**Goal**
Retype each entry below, keeping every character the same.

**Records to use**
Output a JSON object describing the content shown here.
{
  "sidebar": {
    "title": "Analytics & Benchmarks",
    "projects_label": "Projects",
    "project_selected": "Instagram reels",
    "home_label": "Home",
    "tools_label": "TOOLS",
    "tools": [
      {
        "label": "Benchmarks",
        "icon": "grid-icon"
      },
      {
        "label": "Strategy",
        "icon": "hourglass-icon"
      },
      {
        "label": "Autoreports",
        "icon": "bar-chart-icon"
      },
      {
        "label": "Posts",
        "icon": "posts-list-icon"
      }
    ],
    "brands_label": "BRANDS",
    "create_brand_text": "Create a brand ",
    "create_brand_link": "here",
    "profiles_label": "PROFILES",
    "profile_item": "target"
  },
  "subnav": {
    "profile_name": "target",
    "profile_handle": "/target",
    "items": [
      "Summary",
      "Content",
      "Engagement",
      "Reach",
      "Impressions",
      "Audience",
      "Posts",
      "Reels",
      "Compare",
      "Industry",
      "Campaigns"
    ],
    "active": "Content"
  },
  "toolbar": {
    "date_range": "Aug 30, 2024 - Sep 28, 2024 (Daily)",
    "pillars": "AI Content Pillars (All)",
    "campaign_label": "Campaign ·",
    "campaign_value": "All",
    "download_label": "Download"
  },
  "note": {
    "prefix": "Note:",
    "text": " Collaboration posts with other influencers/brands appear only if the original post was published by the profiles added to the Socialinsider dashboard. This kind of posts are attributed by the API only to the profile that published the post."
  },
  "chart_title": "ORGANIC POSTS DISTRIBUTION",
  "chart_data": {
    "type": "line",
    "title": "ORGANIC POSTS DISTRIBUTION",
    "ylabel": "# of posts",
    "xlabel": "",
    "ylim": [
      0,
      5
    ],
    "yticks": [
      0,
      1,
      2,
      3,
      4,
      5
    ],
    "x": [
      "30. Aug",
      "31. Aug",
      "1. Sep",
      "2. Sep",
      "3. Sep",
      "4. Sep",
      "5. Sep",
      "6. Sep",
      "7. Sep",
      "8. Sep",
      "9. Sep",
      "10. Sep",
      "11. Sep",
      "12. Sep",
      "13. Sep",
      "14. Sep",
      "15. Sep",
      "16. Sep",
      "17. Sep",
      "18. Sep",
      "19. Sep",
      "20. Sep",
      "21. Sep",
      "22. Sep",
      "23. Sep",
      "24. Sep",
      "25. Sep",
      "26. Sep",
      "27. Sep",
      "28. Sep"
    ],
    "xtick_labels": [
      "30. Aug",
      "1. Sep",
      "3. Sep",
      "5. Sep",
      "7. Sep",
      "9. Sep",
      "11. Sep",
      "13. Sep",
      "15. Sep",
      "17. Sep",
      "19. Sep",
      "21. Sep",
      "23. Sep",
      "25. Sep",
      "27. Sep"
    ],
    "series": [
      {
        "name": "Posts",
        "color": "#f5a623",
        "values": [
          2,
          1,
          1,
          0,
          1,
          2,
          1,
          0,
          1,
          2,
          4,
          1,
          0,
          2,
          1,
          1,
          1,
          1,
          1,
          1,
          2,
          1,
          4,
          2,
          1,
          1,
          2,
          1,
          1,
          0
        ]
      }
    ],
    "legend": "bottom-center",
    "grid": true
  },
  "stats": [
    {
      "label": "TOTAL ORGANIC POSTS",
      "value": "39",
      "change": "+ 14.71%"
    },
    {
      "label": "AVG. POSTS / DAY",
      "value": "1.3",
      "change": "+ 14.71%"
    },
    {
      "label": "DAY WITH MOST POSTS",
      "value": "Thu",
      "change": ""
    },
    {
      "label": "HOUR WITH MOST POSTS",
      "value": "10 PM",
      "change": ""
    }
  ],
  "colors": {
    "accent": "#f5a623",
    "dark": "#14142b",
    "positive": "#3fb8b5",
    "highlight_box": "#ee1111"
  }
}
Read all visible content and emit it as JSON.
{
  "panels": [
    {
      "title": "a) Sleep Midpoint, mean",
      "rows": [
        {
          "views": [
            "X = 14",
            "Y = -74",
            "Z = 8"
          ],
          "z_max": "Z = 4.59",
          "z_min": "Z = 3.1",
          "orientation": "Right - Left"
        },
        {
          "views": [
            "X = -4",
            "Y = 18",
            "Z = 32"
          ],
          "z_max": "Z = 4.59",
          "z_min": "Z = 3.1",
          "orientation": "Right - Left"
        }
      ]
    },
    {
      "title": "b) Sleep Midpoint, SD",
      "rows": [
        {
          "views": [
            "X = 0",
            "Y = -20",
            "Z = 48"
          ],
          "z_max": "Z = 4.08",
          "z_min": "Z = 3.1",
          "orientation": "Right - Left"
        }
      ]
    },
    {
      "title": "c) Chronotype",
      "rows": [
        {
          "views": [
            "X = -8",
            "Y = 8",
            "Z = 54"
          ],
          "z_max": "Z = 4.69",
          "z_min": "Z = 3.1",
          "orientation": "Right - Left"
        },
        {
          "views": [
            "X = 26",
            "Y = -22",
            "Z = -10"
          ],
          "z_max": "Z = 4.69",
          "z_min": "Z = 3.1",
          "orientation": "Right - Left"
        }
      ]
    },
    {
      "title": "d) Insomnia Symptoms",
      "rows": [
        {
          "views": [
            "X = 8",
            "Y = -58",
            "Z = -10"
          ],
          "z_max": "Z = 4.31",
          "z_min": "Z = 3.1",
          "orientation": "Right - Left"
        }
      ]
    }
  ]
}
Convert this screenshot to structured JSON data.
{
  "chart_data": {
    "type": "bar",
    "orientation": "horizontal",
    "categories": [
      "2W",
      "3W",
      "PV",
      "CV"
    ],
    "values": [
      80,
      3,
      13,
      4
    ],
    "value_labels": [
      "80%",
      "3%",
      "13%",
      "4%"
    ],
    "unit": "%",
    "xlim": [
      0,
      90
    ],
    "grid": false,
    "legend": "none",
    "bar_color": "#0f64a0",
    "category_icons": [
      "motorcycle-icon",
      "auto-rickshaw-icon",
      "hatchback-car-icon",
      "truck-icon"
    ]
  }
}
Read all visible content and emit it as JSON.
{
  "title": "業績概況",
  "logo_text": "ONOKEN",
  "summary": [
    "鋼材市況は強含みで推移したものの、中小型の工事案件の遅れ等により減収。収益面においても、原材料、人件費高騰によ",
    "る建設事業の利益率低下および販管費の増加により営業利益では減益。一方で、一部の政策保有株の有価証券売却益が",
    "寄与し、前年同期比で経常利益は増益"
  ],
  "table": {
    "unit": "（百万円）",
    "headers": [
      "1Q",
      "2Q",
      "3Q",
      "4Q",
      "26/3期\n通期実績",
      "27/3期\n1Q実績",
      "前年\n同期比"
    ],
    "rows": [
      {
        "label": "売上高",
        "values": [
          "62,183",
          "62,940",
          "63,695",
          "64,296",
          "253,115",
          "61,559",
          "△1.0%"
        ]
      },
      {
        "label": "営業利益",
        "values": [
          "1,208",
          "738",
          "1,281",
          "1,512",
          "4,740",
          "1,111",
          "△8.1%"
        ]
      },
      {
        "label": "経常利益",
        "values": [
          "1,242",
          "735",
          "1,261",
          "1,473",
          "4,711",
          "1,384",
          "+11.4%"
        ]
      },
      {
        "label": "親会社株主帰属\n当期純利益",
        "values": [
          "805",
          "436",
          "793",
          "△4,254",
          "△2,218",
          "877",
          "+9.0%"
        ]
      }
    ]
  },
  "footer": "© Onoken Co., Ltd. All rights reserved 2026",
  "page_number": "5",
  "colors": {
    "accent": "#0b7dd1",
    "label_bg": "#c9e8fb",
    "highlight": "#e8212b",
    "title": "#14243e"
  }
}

**Solution to the problem**
Output a JSON object describing the content shown here.
{
  "sidebar": {
    "title": "Analytics & Benchmarks",
    "projects_label": "Projects",
    "project_selected": "Instagram reels",
    "home_label": "Home",
    "tools_label": "TOOLS",
    "tools": [
      {
        "label": "Benchmarks",
        "icon": "grid-icon"
      },
      {
        "label": "Strategy",
        "icon": "hourglass-icon"
      },
      {
        "label": "Autoreports",
        "icon": "bar-chart-icon"
      },
      {
        "label": "Posts",
        "icon": "posts-list-icon"
      }
    ],
    "brands_label": "BRANDS",
    "create_brand_text": "Create a brand ",
    "create_brand_link": "here",
    "profiles_label": "PROFILES",
    "profile_item": "target"
  },
  "subnav": {
    "profile_name": "target",
    "profile_handle": "/target",
    "items": [
      "Summary",
      "Content",
      "Engagement",
      "Reach",
      "Impressions",
      "Audience",
      "Posts",
      "Reels",
      "Compare",
      "Industry",
      "Campaigns"
    ],
    "active": "Content"
  },
  "toolbar": {
    "date_range": "Aug 30, 2024 - Sep 28, 2024 (Daily)",
    "pillars": "AI Content Pillars (All)",
    "campaign_label": "Campaign ·",
    "campaign_value": "All",
    "download_label": "Download"
  },
  "note": {
    "prefix": "Note:",
    "text": " Collaboration posts with other influencers/brands appear only if the original post was published by the profiles added to the Socialinsider dashboard. This kind of posts are attributed by the API only to the profile that published the post."
  },
  "chart_title": "ORGANIC POSTS DISTRIBUTION",
  "chart_data": {
    "type": "line",
    "title": "ORGANIC POSTS DISTRIBUTION",
    "ylabel": "# of posts",
    "xlabel": "",
    "ylim": [
      0,
      5
    ],
    "yticks": [
      0,
      1,
      2,
      3,
      4,
      5
    ],
    "x": [
      "30. Aug",
      "31. Aug",
      "1. Sep",
      "2. Sep",
      "3. Sep",
      "4. Sep",
      "5. Sep",
      "6. Sep",
      "7. Sep",
      "8. Sep",
      "9. Sep",
      "10. Sep",
      "11. Sep",
      "12. Sep",
      "13. Sep",
      "14. Sep",
      "15. Sep",
      "16. Sep",
      "17. Sep",
      "18. Sep",
      "19. Sep",
      "20. Sep",
      "21. Sep",
      "22. Sep",
      "23. Sep",
      "24. Sep",
      "25. Sep",
      "26. Sep",
      "27. Sep",
      "28. Sep"
    ],
    "xtick_labels": [
      "30. Aug",
      "1. Sep",
      "3. Sep",
      "5. Sep",
      "7. Sep",
      "9. Sep",
      "11. Sep",
      "13. Sep",
      "15. Sep",
      "17. Sep",
      "19. Sep",
      "21. Sep",
      "23. Sep",
      "25. Sep",
      "27. Sep"
    ],
    "series": [
      {
        "name": "Posts",
        "color": "#f5a623",
        "values": [
          2,
          1,
          1,
          0,
          1,
          2,
          1,
          0,
          1,
          2,
          4,
          1,
          0,
          2,
          1,
          1,
          1,
          1,
          1,
          1,
          2,
          1,
          4,
          2,
          1,
          1,
          2,
          1,
          1,
          0
        ]
      }
    ],
    "legend": "bottom-center",
    "grid": true
  },
  "stats": [
    {
      "label": "TOTAL ORGANIC POSTS",
      "value": "39",
      "change": "+ 14.71%"
    },
    {
      "label": "AVG. POSTS / DAY",
      "value": "1.3",
      "change": "+ 14.71%"
    },
    {
      "label": "DAY WITH MOST POSTS",
      "value": "Thu",
      "change": ""
    },
    {
      "label": "HOUR WITH MOST POSTS",
      "value": "10 PM",
      "change": ""
    }
  ],
  "colors": {
    "accent": "#f5a623",
    "dark": "#14142b",
    "positive": "#3fb8b5",
    "highlight_box": "#ee1111"
  }
}
Read all visible content and emit it as JSON.
{
  "panels": [
    {
      "title": "a) Sleep Midpoint, mean",
      "rows": [
        {
          "views": [
            "X = 14",
            "Y = -74",
            "Z = 8"
          ],
          "z_max": "Z = 4.59",
          "z_min": "Z = 3.1",
          "orientation": "Right - Left"
        },
        {
          "views": [
            "X = -4",
            "Y = 18",
            "Z = 32"
          ],
          "z_max": "Z = 4.59",
          "z_min": "Z = 3.1",
          "orientation": "Right - Left"
        }
      ]
    },
    {
      "title": "b) Sleep Midpoint, SD",
      "rows": [
        {
          "views": [
            "X = 0",
            "Y = -20",
            "Z = 48"
          ],
          "z_max": "Z = 4.08",
          "z_min": "Z = 3.1",
          "orientation": "Right - Left"
        }
      ]
    },
    {
      "title": "c) Chronotype",
      "rows": [
        {
          "views": [
            "X = -8",
            "Y = 8",
            "Z = 54"
          ],
          "z_max": "Z = 4.69",
          "z_min": "Z = 3.1",
          "orientation": "Right - Left"
        },
        {
          "views": [
            "X = 26",
            "Y = -22",
            "Z = -10"
          ],
          "z_max": "Z = 4.69",
          "z_min": "Z = 3.1",
          "orientation": "Right - Left"
        }
      ]
    },
    {
      "title": "d) Insomnia Symptoms",
      "rows": [
        {
          "views": [
            "X = 8",
            "Y = -58",
            "Z = -10"
          ],
          "z_max": "Z = 4.31",
          "z_min": "Z = 3.1",
          "orientation": "Right - Left"
        }
      ]
    }
  ]
}
Convert this screenshot to structured JSON data.
{
  "chart_data": {
    "type": "bar",
    "orientation": "horizontal",
    "categories": [
      "2W",
      "3W",
      "PV",
      "CV"
    ],
    "values": [
      80,
      3,
      13,
      4
    ],
    "value_labels": [
      "80%",
      "3%",
      "13%",
      "4%"
    ],
    "unit": "%",
    "xlim": [
      0,
      90
    ],
    "grid": false,
    "legend": "none",
    "bar_color": "#0f64a0",
    "category_icons": [
      "motorcycle-icon",
      "auto-rickshaw-icon",
      "hatchback-car-icon",
      "truck-icon"
    ]
  }
}
Read all visible content and emit it as JSON.
{
  "title": "業績概況",
  "logo_text": "ONOKEN",
  "summary": [
    "鋼材市況は強含みで推移したものの、中小型の工事案件の遅れ等により減収。収益面においても、原材料、人件費高騰によ",
    "る建設事業の利益率低下および販管費の増加により営業利益では減益。一方で、一部の政策保有株の有価証券売却益が",
    "寄与し、前年同期比で経常利益は増益"
  ],
  "table": {
    "unit": "（百万円）",
    "headers": [
      "1Q",
      "2Q",
      "3Q",
      "4Q",
      "26/3期\n通期実績",
      "27/3期\n1Q実績",
      "前年\n同期比"
    ],
    "rows": [
      {
        "label": "売上高",
        "values": [
          "62,183",
          "62,940",
          "63,695",
          "64,296",
          "253,115",
          "61,559",
          "△1.0%"
        ]
      },
      {
        "label": "営業利益",
        "values": [
          "1,208",
          "738",
          "1,281",
          "1,512",
          "4,740",
          "1,111",
          "△8.1%"
        ]
      },
      {
        "label": "経常利益",
        "values": [
          "1,242",
          "735",
          "1,261",
          "1,473",
          "4,711",
          "1,384",
          "+11.4%"
        ]
      },
      {
        "label": "親会社株主帰属\n当期純利益",
        "values": [
          "805",
          "436",
          "793",
          "△4,254",
          "△2,218",
          "877",
          "+9.0%"
        ]
      }
    ]
  },
  "footer": "© Onoken Co., Ltd. All rights reserved 2026",
  "page_number": "5",
  "colors": {
    "accent": "#0b7dd1",
    "label_bg": "#c9e8fb",
    "highlight": "#e8212b",
    "title": "#14243e"
  }
}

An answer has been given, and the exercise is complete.